The request:
Determine the count of lines holding "sistema" and give that count alone.

Input records:
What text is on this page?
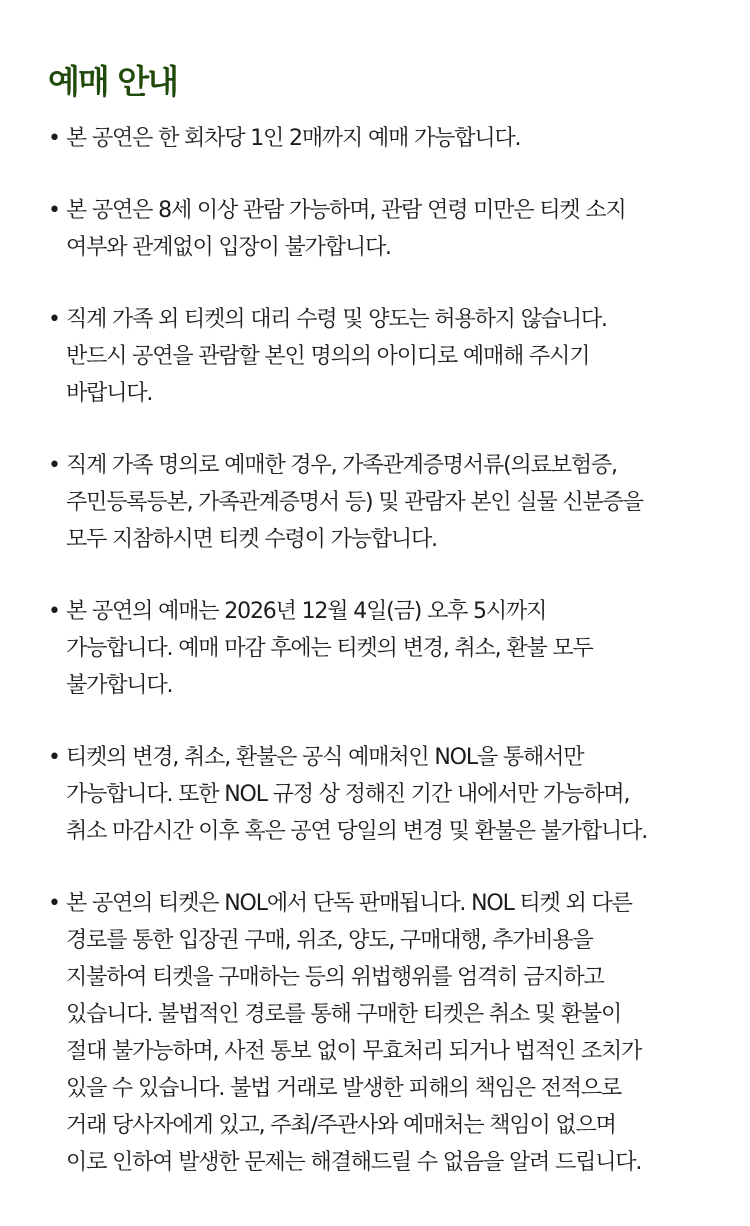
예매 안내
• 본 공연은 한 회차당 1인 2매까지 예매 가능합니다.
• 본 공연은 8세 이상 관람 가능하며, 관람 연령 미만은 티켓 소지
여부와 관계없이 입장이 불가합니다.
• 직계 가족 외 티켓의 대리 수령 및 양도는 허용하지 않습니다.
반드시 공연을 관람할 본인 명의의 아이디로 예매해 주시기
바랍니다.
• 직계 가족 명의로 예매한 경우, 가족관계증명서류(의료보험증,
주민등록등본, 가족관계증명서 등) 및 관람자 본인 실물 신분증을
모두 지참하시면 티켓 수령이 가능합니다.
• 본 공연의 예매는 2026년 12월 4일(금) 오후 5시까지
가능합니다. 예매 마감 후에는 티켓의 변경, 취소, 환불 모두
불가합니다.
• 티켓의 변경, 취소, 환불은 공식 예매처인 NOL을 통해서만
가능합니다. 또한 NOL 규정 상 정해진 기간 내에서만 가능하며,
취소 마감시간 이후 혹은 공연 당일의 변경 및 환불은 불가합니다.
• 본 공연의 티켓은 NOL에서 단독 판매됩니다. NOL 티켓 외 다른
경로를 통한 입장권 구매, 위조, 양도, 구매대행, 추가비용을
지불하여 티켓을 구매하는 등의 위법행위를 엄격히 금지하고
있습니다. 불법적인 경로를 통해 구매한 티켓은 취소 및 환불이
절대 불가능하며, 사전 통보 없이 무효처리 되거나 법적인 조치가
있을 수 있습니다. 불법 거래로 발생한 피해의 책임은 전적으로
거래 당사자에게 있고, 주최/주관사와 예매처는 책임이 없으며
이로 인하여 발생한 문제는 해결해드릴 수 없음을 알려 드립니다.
--
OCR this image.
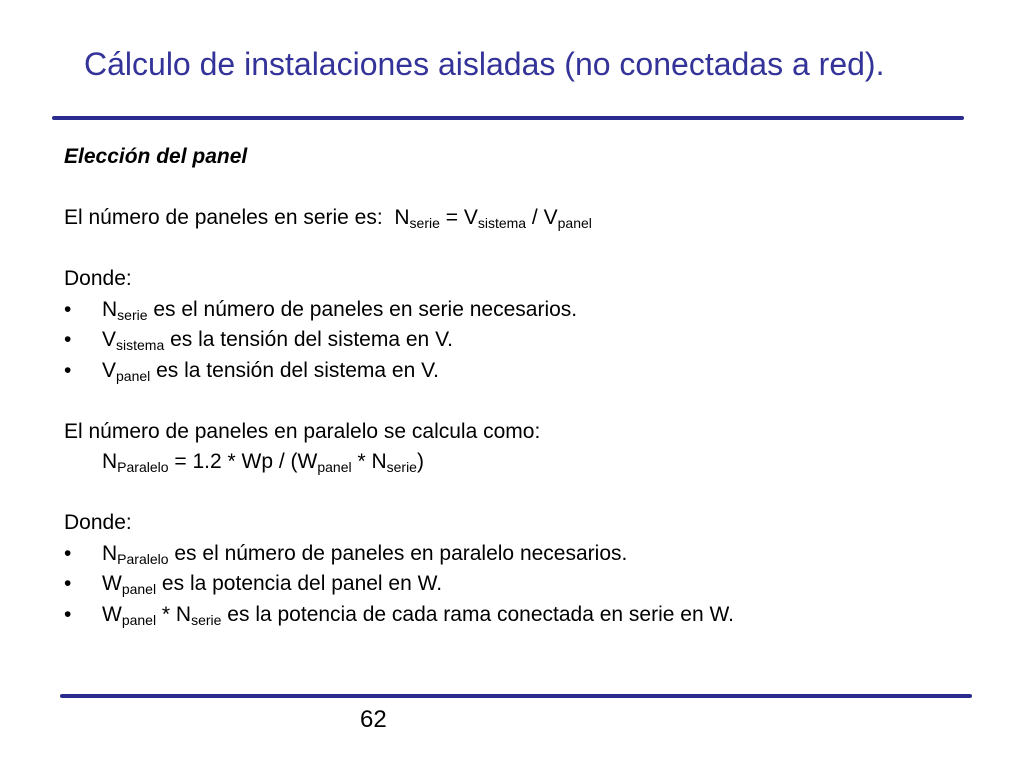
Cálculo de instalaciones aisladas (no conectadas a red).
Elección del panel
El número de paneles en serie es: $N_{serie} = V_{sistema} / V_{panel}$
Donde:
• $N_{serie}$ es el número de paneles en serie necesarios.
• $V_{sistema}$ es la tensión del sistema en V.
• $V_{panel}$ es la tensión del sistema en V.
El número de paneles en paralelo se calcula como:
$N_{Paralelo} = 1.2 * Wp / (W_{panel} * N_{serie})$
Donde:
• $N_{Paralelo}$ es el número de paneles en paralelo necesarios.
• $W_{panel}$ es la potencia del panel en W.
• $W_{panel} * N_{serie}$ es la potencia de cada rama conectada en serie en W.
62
...
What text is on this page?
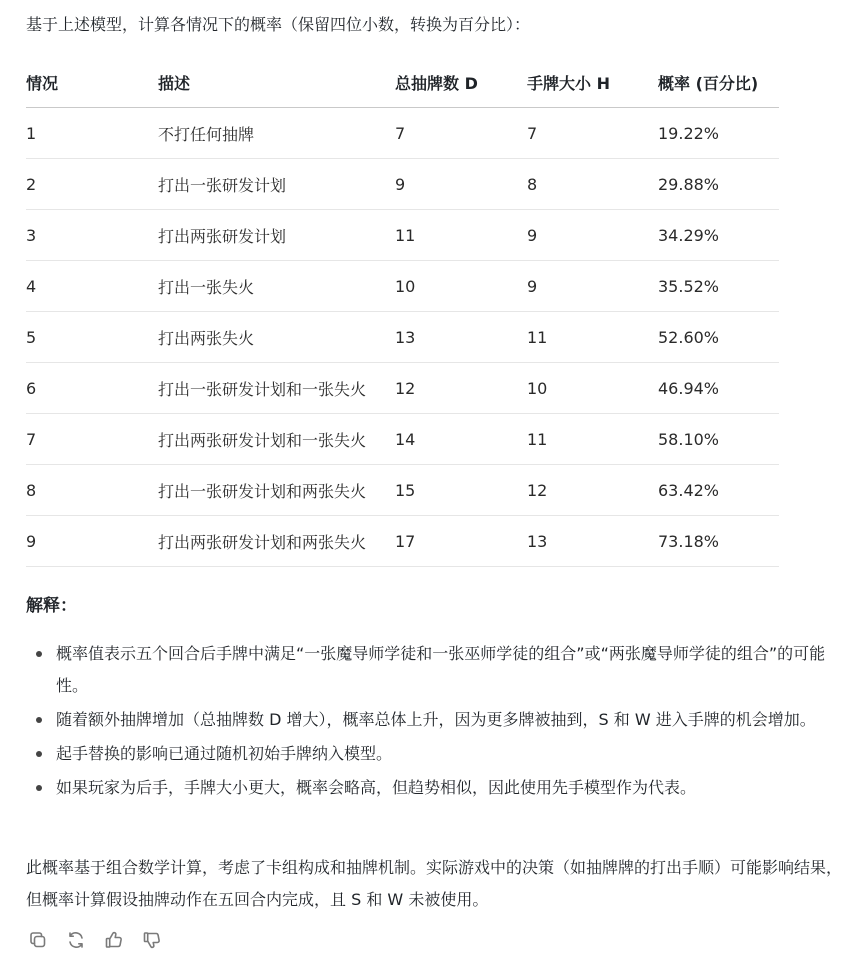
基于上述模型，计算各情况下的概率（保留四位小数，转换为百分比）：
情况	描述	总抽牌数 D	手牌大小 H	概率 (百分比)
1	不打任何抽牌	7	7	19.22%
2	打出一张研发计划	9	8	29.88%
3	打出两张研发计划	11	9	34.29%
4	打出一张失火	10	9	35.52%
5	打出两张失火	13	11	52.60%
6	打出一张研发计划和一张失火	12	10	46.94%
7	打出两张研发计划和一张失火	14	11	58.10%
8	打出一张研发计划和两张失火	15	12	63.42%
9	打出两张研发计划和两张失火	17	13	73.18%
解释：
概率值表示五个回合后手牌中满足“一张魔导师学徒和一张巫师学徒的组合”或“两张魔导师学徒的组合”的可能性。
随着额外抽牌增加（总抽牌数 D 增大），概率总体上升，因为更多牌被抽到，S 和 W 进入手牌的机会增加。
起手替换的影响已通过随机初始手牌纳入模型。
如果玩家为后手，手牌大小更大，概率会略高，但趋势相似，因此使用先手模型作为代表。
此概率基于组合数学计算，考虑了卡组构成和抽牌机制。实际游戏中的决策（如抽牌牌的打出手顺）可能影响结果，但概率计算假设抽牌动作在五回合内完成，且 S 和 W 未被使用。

Output of the exercise:
3